### WORK TO BE COMPLETED
Copy out, from the entries below, each line holding the string "splices".

### MATERIAL SHOWN
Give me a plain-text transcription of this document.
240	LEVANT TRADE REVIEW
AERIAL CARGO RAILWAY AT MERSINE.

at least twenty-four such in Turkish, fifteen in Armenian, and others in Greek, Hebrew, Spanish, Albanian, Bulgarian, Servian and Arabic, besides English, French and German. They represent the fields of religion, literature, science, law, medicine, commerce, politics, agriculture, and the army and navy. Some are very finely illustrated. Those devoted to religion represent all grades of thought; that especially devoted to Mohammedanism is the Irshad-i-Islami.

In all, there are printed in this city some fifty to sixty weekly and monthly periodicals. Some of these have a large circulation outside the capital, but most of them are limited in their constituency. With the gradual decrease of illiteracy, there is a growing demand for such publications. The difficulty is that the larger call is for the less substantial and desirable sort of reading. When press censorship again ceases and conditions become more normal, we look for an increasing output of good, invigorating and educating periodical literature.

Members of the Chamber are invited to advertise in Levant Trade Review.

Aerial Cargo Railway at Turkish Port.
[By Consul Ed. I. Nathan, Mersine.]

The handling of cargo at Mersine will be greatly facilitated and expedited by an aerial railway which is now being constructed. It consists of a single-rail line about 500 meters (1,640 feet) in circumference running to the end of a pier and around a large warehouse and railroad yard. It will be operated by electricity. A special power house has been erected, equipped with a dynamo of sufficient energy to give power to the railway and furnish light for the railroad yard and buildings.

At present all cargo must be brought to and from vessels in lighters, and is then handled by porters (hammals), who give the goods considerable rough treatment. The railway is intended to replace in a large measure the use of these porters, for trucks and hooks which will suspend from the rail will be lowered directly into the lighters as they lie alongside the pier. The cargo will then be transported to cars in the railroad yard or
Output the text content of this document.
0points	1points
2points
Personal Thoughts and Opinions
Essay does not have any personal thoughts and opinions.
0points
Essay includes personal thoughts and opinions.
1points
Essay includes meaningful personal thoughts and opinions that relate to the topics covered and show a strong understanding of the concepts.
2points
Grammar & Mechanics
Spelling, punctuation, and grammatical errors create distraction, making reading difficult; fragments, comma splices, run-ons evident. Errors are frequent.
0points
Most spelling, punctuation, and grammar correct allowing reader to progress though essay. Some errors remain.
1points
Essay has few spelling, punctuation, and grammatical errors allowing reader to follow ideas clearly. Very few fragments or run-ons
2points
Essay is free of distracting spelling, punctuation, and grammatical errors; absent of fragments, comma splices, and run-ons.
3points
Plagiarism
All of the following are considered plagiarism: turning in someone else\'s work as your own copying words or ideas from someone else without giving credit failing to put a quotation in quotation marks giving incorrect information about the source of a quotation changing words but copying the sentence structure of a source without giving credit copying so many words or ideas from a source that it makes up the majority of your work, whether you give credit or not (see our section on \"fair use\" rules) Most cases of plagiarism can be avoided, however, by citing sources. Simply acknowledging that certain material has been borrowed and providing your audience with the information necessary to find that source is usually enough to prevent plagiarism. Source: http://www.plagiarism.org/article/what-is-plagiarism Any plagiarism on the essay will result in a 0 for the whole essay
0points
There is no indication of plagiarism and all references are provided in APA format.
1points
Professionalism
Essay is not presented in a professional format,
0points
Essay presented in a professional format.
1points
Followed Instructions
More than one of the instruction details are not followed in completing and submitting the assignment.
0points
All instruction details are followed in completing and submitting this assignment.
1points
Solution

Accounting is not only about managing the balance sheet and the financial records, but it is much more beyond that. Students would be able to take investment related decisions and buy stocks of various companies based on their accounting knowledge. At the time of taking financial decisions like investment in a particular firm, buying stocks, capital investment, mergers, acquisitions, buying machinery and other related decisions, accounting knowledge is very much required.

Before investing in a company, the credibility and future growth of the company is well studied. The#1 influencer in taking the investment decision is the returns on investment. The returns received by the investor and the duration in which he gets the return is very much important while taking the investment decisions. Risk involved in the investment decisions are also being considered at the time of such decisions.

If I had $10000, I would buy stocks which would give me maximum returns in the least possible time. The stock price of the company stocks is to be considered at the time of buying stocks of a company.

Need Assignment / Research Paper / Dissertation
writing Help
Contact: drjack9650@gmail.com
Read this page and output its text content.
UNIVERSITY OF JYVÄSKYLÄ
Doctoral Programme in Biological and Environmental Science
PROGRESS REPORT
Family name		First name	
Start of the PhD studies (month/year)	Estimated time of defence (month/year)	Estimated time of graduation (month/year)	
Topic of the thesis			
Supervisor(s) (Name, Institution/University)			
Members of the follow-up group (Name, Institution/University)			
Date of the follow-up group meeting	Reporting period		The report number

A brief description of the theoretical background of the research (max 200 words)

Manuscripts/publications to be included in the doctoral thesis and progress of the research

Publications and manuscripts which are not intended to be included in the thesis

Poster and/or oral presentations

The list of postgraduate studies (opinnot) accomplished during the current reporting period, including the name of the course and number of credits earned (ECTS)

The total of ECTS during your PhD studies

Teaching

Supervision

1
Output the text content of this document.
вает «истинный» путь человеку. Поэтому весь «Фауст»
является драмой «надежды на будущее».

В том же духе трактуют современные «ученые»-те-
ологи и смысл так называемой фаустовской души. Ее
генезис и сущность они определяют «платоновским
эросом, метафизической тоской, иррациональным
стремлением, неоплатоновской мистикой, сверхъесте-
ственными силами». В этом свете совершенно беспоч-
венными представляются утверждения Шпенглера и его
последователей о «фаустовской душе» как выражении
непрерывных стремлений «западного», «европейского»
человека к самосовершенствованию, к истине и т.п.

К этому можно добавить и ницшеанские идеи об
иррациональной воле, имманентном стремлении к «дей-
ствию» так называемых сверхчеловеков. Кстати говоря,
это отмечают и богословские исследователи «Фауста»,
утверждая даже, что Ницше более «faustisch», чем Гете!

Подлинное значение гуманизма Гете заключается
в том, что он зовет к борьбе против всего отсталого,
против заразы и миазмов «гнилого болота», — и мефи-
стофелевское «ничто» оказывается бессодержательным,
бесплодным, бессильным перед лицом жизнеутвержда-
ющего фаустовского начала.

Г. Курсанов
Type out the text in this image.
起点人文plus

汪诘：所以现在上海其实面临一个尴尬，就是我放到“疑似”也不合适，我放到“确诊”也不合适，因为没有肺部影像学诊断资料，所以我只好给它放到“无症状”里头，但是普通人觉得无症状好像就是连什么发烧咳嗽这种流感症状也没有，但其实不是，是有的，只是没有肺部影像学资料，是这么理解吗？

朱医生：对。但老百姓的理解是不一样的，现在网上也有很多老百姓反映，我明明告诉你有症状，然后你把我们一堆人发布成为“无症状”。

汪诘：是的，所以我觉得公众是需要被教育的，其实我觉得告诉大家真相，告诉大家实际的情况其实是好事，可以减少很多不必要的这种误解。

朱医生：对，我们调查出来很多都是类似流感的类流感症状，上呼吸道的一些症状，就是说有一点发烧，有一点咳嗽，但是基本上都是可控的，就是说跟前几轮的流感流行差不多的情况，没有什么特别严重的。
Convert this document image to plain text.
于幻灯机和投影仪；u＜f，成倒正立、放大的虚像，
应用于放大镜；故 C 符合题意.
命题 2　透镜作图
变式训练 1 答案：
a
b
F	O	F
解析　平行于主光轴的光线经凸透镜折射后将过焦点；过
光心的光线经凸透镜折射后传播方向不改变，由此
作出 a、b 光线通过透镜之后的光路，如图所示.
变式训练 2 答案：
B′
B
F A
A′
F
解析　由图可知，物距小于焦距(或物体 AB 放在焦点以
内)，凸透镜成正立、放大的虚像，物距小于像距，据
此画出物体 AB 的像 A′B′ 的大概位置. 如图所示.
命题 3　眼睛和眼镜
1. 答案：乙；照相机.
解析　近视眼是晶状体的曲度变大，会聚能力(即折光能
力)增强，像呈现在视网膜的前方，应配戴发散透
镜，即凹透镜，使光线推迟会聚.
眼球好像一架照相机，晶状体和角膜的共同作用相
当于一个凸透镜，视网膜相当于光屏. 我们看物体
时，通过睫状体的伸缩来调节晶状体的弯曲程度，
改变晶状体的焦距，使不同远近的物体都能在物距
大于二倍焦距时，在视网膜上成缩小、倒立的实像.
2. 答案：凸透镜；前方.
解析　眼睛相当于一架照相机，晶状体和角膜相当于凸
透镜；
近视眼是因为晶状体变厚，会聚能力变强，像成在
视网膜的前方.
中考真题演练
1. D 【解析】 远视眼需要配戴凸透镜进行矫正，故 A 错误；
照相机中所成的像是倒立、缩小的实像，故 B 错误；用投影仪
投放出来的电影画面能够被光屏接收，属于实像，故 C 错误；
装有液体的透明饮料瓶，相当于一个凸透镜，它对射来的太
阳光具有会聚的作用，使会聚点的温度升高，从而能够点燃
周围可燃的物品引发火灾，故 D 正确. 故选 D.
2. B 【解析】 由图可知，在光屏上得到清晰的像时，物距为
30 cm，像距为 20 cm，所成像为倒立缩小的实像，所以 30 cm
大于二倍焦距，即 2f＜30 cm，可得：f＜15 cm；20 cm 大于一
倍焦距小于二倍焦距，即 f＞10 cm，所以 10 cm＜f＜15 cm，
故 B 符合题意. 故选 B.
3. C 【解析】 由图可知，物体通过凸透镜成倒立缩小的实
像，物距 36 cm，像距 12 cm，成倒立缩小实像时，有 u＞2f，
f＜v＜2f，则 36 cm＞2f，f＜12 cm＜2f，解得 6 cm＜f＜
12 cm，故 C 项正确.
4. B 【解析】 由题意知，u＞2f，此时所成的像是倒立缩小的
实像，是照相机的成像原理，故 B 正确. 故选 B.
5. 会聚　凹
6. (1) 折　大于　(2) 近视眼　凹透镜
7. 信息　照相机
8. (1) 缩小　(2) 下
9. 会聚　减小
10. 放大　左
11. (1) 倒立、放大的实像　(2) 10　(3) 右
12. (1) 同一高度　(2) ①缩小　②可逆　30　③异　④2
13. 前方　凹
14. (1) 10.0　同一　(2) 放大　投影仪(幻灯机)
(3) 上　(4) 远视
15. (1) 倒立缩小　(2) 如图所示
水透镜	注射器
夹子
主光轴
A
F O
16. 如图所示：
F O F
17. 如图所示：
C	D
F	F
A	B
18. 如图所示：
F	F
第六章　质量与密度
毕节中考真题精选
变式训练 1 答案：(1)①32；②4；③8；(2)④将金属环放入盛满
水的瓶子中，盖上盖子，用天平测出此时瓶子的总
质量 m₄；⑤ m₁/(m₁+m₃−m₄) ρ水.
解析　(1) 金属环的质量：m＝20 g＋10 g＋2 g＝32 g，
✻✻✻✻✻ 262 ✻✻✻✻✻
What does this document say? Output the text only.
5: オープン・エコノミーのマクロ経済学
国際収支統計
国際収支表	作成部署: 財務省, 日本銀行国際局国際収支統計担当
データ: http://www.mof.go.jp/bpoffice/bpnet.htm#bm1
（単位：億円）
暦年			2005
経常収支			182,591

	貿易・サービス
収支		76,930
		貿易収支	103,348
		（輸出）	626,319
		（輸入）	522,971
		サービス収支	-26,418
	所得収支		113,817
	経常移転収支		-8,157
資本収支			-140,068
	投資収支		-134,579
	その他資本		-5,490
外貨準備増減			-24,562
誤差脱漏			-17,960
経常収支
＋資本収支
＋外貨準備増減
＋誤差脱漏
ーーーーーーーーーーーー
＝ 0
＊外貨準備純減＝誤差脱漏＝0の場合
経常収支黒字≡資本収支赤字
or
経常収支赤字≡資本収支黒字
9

### SOLUTION FOR THIS TASK
Spelling, punctuation, and grammatical errors create distraction, making reading difficult; fragments, comma splices, run-ons evident. Errors are frequent.
Essay is free of distracting spelling, punctuation, and grammatical errors; absent of fragments, comma splices, and run-ons.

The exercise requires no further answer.